Task requirements:
The records below must be duplicated exactly, character for character.

Data records:
------------------------------------

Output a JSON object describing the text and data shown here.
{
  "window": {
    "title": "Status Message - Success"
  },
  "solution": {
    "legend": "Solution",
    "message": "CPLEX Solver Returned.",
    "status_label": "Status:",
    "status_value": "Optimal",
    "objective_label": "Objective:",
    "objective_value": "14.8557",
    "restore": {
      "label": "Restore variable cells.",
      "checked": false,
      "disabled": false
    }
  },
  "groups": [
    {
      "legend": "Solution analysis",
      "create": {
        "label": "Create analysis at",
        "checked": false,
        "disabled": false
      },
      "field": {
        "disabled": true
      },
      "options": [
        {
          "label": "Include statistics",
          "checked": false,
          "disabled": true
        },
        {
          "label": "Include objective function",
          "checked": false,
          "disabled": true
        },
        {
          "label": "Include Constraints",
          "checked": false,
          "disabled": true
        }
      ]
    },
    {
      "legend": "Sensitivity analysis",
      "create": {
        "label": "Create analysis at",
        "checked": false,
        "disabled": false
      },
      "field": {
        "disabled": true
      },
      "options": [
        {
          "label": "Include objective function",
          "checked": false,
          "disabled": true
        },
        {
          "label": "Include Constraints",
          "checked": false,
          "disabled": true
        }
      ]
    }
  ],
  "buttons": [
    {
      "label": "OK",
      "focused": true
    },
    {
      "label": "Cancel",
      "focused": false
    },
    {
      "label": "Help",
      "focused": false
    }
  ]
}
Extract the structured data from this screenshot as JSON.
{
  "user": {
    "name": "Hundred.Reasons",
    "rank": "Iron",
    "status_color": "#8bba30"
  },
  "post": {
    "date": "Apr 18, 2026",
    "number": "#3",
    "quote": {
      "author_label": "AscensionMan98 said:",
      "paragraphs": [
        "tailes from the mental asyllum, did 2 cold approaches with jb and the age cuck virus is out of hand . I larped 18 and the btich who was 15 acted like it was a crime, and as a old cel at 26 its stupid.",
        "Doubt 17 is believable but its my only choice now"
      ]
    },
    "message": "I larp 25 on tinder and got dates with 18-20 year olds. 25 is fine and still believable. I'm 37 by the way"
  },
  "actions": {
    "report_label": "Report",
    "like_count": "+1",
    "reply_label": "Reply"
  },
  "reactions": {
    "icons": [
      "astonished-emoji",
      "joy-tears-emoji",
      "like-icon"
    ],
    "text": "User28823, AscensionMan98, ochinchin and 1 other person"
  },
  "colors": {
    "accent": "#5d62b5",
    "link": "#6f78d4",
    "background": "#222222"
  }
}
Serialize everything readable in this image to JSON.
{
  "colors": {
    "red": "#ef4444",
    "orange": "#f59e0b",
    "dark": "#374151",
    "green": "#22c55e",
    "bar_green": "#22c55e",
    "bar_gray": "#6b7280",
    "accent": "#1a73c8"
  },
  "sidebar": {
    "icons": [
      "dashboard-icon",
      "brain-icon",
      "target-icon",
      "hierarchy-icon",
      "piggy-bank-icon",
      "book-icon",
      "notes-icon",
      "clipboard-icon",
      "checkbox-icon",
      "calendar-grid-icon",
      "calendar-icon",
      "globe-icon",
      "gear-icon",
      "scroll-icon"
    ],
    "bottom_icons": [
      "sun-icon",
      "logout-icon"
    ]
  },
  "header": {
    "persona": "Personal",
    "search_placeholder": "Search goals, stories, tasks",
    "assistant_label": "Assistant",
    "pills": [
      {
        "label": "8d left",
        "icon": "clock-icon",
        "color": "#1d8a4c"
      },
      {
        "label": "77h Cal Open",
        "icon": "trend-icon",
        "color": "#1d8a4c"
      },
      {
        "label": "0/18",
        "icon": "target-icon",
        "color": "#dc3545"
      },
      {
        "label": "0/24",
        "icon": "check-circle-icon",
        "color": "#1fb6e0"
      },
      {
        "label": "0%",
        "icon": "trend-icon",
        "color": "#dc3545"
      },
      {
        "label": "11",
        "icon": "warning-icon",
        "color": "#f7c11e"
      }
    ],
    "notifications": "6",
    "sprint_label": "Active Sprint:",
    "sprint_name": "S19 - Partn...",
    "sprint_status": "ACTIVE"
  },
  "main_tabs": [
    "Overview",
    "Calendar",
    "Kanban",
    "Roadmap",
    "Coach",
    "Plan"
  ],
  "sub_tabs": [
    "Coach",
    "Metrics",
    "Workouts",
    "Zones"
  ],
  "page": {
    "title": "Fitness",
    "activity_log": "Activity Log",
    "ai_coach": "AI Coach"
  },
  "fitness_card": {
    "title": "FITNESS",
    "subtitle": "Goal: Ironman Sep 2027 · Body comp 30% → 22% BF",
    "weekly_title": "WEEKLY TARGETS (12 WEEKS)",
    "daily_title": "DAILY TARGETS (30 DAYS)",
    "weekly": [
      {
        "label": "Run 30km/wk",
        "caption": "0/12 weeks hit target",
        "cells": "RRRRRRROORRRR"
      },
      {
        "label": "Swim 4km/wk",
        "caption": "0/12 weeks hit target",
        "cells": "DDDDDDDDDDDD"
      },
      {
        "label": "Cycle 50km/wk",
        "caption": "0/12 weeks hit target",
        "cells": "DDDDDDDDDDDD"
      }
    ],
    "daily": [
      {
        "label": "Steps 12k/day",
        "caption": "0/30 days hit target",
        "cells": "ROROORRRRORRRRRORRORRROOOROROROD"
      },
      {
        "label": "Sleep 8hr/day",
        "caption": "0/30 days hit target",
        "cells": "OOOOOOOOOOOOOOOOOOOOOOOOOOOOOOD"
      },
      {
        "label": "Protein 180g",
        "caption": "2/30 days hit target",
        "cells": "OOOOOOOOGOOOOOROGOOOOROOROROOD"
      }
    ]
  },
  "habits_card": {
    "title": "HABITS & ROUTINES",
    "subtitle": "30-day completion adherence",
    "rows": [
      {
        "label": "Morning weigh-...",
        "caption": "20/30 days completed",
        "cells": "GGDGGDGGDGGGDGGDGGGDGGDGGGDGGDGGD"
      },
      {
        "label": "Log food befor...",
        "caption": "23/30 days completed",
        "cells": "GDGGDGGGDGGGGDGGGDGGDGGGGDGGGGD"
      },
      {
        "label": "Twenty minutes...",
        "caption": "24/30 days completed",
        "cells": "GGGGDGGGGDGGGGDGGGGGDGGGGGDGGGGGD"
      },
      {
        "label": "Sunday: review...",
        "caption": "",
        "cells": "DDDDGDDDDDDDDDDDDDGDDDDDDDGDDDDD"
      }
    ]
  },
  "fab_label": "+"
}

------------------------------------

Solution to this problem:
Output a JSON object describing the text and data shown here.
{
  "window": {
    "title": "Status Message - Success"
  },
  "solution": {
    "legend": "Solution",
    "message": "CPLEX Solver Returned.",
    "status_label": "Status:",
    "status_value": "Optimal",
    "objective_label": "Objective:",
    "objective_value": "14.8557",
    "restore": {
      "label": "Restore variable cells.",
      "checked": false,
      "disabled": false
    }
  },
  "groups": [
    {
      "legend": "Solution analysis",
      "create": {
        "label": "Create analysis at",
        "checked": false,
        "disabled": false
      },
      "field": {
        "disabled": true
      },
      "options": [
        {
          "label": "Include statistics",
          "checked": false,
          "disabled": true
        },
        {
          "label": "Include objective function",
          "checked": false,
          "disabled": true
        },
        {
          "label": "Include Constraints",
          "checked": false,
          "disabled": true
        }
      ]
    },
    {
      "legend": "Sensitivity analysis",
      "create": {
        "label": "Create analysis at",
        "checked": false,
        "disabled": false
      },
      "field": {
        "disabled": true
      },
      "options": [
        {
          "label": "Include objective function",
          "checked": false,
          "disabled": true
        },
        {
          "label": "Include Constraints",
          "checked": false,
          "disabled": true
        }
      ]
    }
  ],
  "buttons": [
    {
      "label": "OK",
      "focused": true
    },
    {
      "label": "Cancel",
      "focused": false
    },
    {
      "label": "Help",
      "focused": false
    }
  ]
}
Extract the structured data from this screenshot as JSON.
{
  "user": {
    "name": "Hundred.Reasons",
    "rank": "Iron",
    "status_color": "#8bba30"
  },
  "post": {
    "date": "Apr 18, 2026",
    "number": "#3",
    "quote": {
      "author_label": "AscensionMan98 said:",
      "paragraphs": [
        "tailes from the mental asyllum, did 2 cold approaches with jb and the age cuck virus is out of hand . I larped 18 and the btich who was 15 acted like it was a crime, and as a old cel at 26 its stupid.",
        "Doubt 17 is believable but its my only choice now"
      ]
    },
    "message": "I larp 25 on tinder and got dates with 18-20 year olds. 25 is fine and still believable. I'm 37 by the way"
  },
  "actions": {
    "report_label": "Report",
    "like_count": "+1",
    "reply_label": "Reply"
  },
  "reactions": {
    "icons": [
      "astonished-emoji",
      "joy-tears-emoji",
      "like-icon"
    ],
    "text": "User28823, AscensionMan98, ochinchin and 1 other person"
  },
  "colors": {
    "accent": "#5d62b5",
    "link": "#6f78d4",
    "background": "#222222"
  }
}
Serialize everything readable in this image to JSON.
{
  "colors": {
    "red": "#ef4444",
    "orange": "#f59e0b",
    "dark": "#374151",
    "green": "#22c55e",
    "bar_green": "#22c55e",
    "bar_gray": "#6b7280",
    "accent": "#1a73c8"
  },
  "sidebar": {
    "icons": [
      "dashboard-icon",
      "brain-icon",
      "target-icon",
      "hierarchy-icon",
      "piggy-bank-icon",
      "book-icon",
      "notes-icon",
      "clipboard-icon",
      "checkbox-icon",
      "calendar-grid-icon",
      "calendar-icon",
      "globe-icon",
      "gear-icon",
      "scroll-icon"
    ],
    "bottom_icons": [
      "sun-icon",
      "logout-icon"
    ]
  },
  "header": {
    "persona": "Personal",
    "search_placeholder": "Search goals, stories, tasks",
    "assistant_label": "Assistant",
    "pills": [
      {
        "label": "8d left",
        "icon": "clock-icon",
        "color": "#1d8a4c"
      },
      {
        "label": "77h Cal Open",
        "icon": "trend-icon",
        "color": "#1d8a4c"
      },
      {
        "label": "0/18",
        "icon": "target-icon",
        "color": "#dc3545"
      },
      {
        "label": "0/24",
        "icon": "check-circle-icon",
        "color": "#1fb6e0"
      },
      {
        "label": "0%",
        "icon": "trend-icon",
        "color": "#dc3545"
      },
      {
        "label": "11",
        "icon": "warning-icon",
        "color": "#f7c11e"
      }
    ],
    "notifications": "6",
    "sprint_label": "Active Sprint:",
    "sprint_name": "S19 - Partn...",
    "sprint_status": "ACTIVE"
  },
  "main_tabs": [
    "Overview",
    "Calendar",
    "Kanban",
    "Roadmap",
    "Coach",
    "Plan"
  ],
  "sub_tabs": [
    "Coach",
    "Metrics",
    "Workouts",
    "Zones"
  ],
  "page": {
    "title": "Fitness",
    "activity_log": "Activity Log",
    "ai_coach": "AI Coach"
  },
  "fitness_card": {
    "title": "FITNESS",
    "subtitle": "Goal: Ironman Sep 2027 · Body comp 30% → 22% BF",
    "weekly_title": "WEEKLY TARGETS (12 WEEKS)",
    "daily_title": "DAILY TARGETS (30 DAYS)",
    "weekly": [
      {
        "label": "Run 30km/wk",
        "caption": "0/12 weeks hit target",
        "cells": "RRRRRRROORRRR"
      },
      {
        "label": "Swim 4km/wk",
        "caption": "0/12 weeks hit target",
        "cells": "DDDDDDDDDDDD"
      },
      {
        "label": "Cycle 50km/wk",
        "caption": "0/12 weeks hit target",
        "cells": "DDDDDDDDDDDD"
      }
    ],
    "daily": [
      {
        "label": "Steps 12k/day",
        "caption": "0/30 days hit target",
        "cells": "ROROORRRRORRRRRORRORRROOOROROROD"
      },
      {
        "label": "Sleep 8hr/day",
        "caption": "0/30 days hit target",
        "cells": "OOOOOOOOOOOOOOOOOOOOOOOOOOOOOOD"
      },
      {
        "label": "Protein 180g",
        "caption": "2/30 days hit target",
        "cells": "OOOOOOOOGOOOOOROGOOOOROOROROOD"
      }
    ]
  },
  "habits_card": {
    "title": "HABITS & ROUTINES",
    "subtitle": "30-day completion adherence",
    "rows": [
      {
        "label": "Morning weigh-...",
        "caption": "20/30 days completed",
        "cells": "GGDGGDGGDGGGDGGDGGGDGGDGGGDGGDGGD"
      },
      {
        "label": "Log food befor...",
        "caption": "23/30 days completed",
        "cells": "GDGGDGGGDGGGGDGGGDGGDGGGGDGGGGD"
      },
      {
        "label": "Twenty minutes...",
        "caption": "24/30 days completed",
        "cells": "GGGGDGGGGDGGGGDGGGGGDGGGGGDGGGGGD"
      },
      {
        "label": "Sunday: review...",
        "caption": "",
        "cells": "DDDDGDDDDDDDDDDDDDGDDDDDDDGDDDDD"
      }
    ]
  },
  "fab_label": "+"
}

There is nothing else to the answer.